Give the listing again in full, exactly as written.
--- BEGIN Records for the task ---
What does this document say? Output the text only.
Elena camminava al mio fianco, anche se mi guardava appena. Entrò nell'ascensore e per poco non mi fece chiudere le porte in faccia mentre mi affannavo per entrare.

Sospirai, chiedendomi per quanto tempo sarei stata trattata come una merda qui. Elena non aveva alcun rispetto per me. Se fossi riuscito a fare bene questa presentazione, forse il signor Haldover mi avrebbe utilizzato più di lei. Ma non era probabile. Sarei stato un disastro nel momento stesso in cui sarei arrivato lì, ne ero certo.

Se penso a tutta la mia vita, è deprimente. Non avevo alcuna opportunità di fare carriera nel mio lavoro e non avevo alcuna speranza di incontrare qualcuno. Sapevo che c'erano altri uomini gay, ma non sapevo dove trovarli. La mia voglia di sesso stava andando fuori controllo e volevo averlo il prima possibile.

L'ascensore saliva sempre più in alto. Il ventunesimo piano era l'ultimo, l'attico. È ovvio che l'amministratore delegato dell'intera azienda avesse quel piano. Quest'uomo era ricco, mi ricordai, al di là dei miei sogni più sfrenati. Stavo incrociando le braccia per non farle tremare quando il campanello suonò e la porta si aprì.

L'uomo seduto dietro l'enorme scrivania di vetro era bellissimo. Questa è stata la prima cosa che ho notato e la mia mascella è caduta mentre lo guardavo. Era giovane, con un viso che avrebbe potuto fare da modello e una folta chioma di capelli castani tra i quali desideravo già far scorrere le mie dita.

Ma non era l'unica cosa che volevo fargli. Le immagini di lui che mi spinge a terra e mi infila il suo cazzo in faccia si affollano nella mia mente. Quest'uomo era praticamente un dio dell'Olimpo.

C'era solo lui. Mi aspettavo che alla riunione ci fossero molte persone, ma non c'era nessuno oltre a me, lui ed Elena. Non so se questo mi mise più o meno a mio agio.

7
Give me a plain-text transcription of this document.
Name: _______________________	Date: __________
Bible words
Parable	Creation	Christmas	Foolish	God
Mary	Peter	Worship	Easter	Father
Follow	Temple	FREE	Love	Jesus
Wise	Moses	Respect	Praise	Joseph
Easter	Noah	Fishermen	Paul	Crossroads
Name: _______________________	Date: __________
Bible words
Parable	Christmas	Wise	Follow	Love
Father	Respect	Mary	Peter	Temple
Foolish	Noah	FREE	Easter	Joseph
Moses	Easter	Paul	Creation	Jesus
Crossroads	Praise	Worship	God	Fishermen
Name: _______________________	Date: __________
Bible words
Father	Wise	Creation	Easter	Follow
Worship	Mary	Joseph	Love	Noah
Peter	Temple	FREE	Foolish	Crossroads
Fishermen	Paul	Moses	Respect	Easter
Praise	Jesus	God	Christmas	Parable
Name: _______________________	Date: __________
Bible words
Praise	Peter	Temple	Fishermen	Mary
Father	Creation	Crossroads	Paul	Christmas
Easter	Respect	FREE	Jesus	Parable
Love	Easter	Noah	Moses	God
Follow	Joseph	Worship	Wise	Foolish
--- END Records for the task ---
## Written response
What does this document say? Output the text only.
Elena camminava al mio fianco, anche se mi guardava appena. Entrò nell'ascensore e per poco non mi fece chiudere le porte in faccia mentre mi affannavo per entrare.

Sospirai, chiedendomi per quanto tempo sarei stata trattata come una merda qui. Elena non aveva alcun rispetto per me. Se fossi riuscito a fare bene questa presentazione, forse il signor Haldover mi avrebbe utilizzato più di lei. Ma non era probabile. Sarei stato un disastro nel momento stesso in cui sarei arrivato lì, ne ero certo.

Se penso a tutta la mia vita, è deprimente. Non avevo alcuna opportunità di fare carriera nel mio lavoro e non avevo alcuna speranza di incontrare qualcuno. Sapevo che c'erano altri uomini gay, ma non sapevo dove trovarli. La mia voglia di sesso stava andando fuori controllo e volevo averlo il prima possibile.

L'ascensore saliva sempre più in alto. Il ventunesimo piano era l'ultimo, l'attico. È ovvio che l'amministratore delegato dell'intera azienda avesse quel piano. Quest'uomo era ricco, mi ricordai, al di là dei miei sogni più sfrenati. Stavo incrociando le braccia per non farle tremare quando il campanello suonò e la porta si aprì.

L'uomo seduto dietro l'enorme scrivania di vetro era bellissimo. Questa è stata la prima cosa che ho notato e la mia mascella è caduta mentre lo guardavo. Era giovane, con un viso che avrebbe potuto fare da modello e una folta chioma di capelli castani tra i quali desideravo già far scorrere le mie dita.

Ma non era l'unica cosa che volevo fargli. Le immagini di lui che mi spinge a terra e mi infila il suo cazzo in faccia si affollano nella mia mente. Quest'uomo era praticamente un dio dell'Olimpo.

C'era solo lui. Mi aspettavo che alla riunione ci fossero molte persone, ma non c'era nessuno oltre a me, lui ed Elena. Non so se questo mi mise più o meno a mio agio.

7
Give me a plain-text transcription of this document.
Name: _______________________	Date: __________
Bible words
Parable	Creation	Christmas	Foolish	God
Mary	Peter	Worship	Easter	Father
Follow	Temple	FREE	Love	Jesus
Wise	Moses	Respect	Praise	Joseph
Easter	Noah	Fishermen	Paul	Crossroads
Name: _______________________	Date: __________
Bible words
Parable	Christmas	Wise	Follow	Love
Father	Respect	Mary	Peter	Temple
Foolish	Noah	FREE	Easter	Joseph
Moses	Easter	Paul	Creation	Jesus
Crossroads	Praise	Worship	God	Fishermen
Name: _______________________	Date: __________
Bible words
Father	Wise	Creation	Easter	Follow
Worship	Mary	Joseph	Love	Noah
Peter	Temple	FREE	Foolish	Crossroads
Fishermen	Paul	Moses	Respect	Easter
Praise	Jesus	God	Christmas	Parable
Name: _______________________	Date: __________
Bible words
Praise	Peter	Temple	Fishermen	Mary
Father	Creation	Crossroads	Paul	Christmas
Easter	Respect	FREE	Jesus	Parable
Love	Easter	Noah	Moses	God
Follow	Joseph	Worship	Wise	Foolish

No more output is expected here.